SOURCE RECORDS -
════════════════
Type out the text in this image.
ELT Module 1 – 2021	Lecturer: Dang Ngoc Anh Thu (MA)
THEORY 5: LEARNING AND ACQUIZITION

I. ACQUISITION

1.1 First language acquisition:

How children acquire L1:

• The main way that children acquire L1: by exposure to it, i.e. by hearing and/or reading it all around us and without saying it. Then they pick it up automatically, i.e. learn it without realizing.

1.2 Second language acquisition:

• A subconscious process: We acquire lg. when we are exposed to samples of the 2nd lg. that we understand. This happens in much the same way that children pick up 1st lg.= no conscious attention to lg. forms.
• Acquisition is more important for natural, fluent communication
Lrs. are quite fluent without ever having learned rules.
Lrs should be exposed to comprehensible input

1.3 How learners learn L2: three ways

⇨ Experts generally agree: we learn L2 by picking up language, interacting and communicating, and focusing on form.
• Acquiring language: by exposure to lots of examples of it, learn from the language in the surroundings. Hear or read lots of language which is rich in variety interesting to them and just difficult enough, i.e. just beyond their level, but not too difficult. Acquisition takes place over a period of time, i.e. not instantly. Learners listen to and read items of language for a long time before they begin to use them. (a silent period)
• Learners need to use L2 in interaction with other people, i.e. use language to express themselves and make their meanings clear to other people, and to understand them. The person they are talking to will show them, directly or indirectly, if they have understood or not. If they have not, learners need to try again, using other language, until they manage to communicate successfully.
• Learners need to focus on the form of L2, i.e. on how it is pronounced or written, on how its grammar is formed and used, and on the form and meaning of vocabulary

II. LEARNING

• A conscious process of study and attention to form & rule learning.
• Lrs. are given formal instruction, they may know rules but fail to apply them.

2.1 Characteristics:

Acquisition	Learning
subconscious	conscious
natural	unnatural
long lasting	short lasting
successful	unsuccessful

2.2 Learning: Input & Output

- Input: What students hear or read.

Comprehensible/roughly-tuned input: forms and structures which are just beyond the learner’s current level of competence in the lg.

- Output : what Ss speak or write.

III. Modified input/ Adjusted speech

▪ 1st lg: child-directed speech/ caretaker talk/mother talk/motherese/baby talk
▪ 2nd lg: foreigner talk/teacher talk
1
════════════════
WHAT YOU NEED TO DO - Review the preceding data and report every line that includes the string "which".

SOLUTION TO THIS TASK -
• Acquiring language: by exposure to lots of examples of it, learn from the language in the surroundings. Hear or read lots of language which is rich in variety interesting to them and just difficult enough, i.e. just beyond their level, but not too difficult. Acquisition takes place over a period of time, i.e. not instantly. Learners listen to and read items of language for a long time before they begin to use them. (a silent period)
Comprehensible/roughly-tuned input: forms and structures which are just beyond the learner’s current level of competence in the lg.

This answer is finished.